DATA EXTRACT
****************************************

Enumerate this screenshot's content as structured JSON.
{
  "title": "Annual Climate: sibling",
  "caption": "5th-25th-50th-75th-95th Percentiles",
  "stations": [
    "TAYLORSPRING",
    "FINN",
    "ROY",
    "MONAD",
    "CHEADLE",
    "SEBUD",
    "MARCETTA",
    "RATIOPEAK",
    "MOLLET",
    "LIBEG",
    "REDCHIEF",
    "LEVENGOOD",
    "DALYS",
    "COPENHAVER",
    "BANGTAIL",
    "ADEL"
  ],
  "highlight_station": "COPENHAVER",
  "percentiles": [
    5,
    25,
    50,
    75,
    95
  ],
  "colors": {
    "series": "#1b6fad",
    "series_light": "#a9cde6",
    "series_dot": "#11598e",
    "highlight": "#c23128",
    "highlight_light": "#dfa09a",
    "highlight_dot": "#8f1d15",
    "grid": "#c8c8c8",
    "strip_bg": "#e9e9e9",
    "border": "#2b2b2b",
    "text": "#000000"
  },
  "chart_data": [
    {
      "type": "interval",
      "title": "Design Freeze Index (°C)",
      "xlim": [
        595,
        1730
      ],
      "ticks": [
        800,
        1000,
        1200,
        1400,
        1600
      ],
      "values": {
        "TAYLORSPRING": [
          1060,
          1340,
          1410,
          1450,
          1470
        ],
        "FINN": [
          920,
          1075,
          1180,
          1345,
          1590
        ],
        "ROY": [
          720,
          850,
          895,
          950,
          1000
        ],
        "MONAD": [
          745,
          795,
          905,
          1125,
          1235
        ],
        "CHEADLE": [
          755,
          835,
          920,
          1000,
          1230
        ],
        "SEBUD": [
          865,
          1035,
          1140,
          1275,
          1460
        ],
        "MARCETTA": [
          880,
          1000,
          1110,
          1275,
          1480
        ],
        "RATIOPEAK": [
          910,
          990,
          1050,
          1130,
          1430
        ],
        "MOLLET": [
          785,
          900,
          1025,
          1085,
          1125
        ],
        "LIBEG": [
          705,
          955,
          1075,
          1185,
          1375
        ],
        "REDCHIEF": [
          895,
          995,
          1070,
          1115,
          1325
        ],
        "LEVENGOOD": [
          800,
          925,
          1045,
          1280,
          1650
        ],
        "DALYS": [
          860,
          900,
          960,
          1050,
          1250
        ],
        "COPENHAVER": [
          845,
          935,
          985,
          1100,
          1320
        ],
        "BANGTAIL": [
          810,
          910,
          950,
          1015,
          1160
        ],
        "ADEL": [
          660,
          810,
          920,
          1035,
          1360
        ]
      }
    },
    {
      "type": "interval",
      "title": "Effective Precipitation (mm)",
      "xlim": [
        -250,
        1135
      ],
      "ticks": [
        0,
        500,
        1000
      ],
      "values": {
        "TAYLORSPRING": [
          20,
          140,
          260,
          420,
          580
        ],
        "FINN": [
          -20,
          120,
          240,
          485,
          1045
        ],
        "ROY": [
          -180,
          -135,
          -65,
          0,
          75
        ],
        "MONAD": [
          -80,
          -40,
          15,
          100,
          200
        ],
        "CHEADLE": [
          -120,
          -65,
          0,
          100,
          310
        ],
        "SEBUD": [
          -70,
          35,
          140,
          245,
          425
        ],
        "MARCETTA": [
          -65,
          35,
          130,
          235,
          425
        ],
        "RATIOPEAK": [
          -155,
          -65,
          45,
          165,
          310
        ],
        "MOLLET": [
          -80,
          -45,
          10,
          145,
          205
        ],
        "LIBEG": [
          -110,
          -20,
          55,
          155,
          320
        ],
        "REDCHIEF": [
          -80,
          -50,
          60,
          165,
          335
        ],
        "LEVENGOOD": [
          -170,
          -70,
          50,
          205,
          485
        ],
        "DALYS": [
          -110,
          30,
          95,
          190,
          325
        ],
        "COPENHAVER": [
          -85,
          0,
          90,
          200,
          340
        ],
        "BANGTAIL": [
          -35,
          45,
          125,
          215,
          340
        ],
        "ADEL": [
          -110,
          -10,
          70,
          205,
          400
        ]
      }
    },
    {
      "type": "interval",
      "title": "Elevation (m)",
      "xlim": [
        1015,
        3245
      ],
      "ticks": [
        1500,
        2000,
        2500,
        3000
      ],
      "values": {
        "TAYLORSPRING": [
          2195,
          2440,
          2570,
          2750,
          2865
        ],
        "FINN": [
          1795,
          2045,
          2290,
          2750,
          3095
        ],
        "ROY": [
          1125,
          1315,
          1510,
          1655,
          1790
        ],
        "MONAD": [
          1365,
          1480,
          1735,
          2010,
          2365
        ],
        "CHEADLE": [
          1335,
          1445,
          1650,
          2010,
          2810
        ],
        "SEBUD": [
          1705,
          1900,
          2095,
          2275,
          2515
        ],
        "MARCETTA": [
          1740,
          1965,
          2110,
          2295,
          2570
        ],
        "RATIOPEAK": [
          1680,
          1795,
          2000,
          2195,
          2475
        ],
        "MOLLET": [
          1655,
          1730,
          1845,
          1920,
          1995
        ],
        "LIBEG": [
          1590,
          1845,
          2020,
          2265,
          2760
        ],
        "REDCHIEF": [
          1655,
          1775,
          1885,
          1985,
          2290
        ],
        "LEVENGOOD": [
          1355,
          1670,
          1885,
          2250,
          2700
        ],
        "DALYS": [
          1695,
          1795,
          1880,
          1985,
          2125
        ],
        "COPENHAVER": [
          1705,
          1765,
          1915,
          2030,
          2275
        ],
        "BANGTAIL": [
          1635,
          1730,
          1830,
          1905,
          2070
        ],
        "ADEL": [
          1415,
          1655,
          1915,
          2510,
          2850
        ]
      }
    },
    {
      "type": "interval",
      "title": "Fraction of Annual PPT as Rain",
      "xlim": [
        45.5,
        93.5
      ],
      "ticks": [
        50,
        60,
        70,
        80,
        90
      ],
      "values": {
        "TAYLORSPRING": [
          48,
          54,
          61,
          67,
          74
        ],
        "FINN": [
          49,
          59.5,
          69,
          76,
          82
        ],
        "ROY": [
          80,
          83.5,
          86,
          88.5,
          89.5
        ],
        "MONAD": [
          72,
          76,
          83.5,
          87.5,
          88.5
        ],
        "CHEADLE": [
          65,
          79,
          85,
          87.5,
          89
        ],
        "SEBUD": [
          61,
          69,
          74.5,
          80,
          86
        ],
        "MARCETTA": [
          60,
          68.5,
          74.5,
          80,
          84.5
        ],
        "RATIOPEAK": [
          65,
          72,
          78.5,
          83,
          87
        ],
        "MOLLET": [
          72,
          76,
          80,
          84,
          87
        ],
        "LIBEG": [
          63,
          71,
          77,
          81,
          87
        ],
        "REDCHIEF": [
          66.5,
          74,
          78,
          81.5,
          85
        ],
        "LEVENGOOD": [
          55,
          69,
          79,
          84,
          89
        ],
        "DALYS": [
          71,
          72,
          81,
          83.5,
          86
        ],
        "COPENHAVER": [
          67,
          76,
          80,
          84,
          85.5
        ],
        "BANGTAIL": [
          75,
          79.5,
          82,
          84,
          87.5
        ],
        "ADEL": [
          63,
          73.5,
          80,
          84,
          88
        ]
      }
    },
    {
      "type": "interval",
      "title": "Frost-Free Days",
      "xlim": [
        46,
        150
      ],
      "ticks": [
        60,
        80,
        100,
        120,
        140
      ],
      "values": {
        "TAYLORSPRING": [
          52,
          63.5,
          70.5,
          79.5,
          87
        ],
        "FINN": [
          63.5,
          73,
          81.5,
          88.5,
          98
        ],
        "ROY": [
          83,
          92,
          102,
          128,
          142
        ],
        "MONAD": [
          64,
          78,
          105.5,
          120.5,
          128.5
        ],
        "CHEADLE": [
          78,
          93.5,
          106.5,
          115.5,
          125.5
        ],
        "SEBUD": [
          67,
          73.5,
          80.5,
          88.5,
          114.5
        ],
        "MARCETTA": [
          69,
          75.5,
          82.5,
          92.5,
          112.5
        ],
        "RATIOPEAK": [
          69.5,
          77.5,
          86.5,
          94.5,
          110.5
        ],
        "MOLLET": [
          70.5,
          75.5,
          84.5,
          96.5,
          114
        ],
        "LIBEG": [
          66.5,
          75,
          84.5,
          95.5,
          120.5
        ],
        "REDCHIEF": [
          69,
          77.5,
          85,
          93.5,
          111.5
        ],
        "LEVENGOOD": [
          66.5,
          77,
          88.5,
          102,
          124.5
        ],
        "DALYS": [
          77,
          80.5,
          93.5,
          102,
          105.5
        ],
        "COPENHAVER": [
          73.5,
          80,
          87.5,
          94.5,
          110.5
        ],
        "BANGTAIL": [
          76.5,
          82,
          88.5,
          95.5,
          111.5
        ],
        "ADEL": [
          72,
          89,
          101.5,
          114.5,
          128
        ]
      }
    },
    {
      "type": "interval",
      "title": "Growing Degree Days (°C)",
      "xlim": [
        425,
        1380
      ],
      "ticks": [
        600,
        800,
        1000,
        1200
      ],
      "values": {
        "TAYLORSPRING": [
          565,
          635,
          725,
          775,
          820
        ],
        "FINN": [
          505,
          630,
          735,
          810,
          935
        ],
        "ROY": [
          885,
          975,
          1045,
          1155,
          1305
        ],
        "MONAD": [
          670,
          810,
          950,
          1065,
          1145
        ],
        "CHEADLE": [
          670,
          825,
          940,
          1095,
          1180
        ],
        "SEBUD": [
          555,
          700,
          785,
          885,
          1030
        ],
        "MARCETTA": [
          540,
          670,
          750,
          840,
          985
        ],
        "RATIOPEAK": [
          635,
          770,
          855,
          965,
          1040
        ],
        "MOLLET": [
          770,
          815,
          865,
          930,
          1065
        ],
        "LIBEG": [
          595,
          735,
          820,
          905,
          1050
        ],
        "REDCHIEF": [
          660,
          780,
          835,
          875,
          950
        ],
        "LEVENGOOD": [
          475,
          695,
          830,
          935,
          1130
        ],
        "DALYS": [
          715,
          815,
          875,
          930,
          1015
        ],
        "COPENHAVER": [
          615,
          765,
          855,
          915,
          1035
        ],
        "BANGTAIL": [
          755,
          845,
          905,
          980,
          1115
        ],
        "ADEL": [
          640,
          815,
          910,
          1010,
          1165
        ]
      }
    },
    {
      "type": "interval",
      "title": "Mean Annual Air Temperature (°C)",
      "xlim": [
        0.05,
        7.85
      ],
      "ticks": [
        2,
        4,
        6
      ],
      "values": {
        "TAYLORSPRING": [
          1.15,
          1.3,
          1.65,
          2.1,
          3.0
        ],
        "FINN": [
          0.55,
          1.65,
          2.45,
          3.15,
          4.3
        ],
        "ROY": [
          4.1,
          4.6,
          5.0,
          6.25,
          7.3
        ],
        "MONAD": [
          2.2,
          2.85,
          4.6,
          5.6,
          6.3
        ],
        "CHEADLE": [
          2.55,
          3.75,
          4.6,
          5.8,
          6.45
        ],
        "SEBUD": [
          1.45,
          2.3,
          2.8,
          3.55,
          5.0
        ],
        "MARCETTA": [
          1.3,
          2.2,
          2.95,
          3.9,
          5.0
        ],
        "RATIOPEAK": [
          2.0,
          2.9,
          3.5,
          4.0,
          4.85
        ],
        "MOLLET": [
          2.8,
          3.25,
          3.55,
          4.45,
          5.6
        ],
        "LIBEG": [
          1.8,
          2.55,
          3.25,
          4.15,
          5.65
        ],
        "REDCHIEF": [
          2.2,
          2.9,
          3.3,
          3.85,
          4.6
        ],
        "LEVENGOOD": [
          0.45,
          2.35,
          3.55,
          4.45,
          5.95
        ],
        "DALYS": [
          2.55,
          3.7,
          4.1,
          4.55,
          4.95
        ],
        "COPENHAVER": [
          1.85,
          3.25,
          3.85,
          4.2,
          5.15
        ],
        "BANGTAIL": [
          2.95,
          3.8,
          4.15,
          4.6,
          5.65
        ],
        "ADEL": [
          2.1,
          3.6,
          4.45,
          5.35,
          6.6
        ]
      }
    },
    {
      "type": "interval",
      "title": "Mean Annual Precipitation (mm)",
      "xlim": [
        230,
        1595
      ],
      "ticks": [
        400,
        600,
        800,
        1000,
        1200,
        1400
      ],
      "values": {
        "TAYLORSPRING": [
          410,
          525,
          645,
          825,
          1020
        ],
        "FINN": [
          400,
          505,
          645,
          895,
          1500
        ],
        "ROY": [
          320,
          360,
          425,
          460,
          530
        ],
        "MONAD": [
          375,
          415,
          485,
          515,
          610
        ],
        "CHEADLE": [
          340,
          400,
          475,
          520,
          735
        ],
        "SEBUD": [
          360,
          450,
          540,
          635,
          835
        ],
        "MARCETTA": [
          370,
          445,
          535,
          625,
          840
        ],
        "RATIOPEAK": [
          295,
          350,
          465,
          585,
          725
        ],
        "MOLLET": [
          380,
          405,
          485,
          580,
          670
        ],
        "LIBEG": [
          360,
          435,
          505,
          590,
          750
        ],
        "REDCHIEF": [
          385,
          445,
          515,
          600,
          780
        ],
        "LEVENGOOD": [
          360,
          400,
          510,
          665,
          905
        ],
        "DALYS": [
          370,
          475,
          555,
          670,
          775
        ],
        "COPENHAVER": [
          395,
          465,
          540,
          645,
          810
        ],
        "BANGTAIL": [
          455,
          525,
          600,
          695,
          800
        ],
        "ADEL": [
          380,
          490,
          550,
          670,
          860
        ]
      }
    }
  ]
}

****************************************

Where a line above holds the string "Mean", show that line.

EXPECTED ANSWER
      "title": "Mean Annual Air Temperature (°C)",
      "title": "Mean Annual Precipitation (mm)",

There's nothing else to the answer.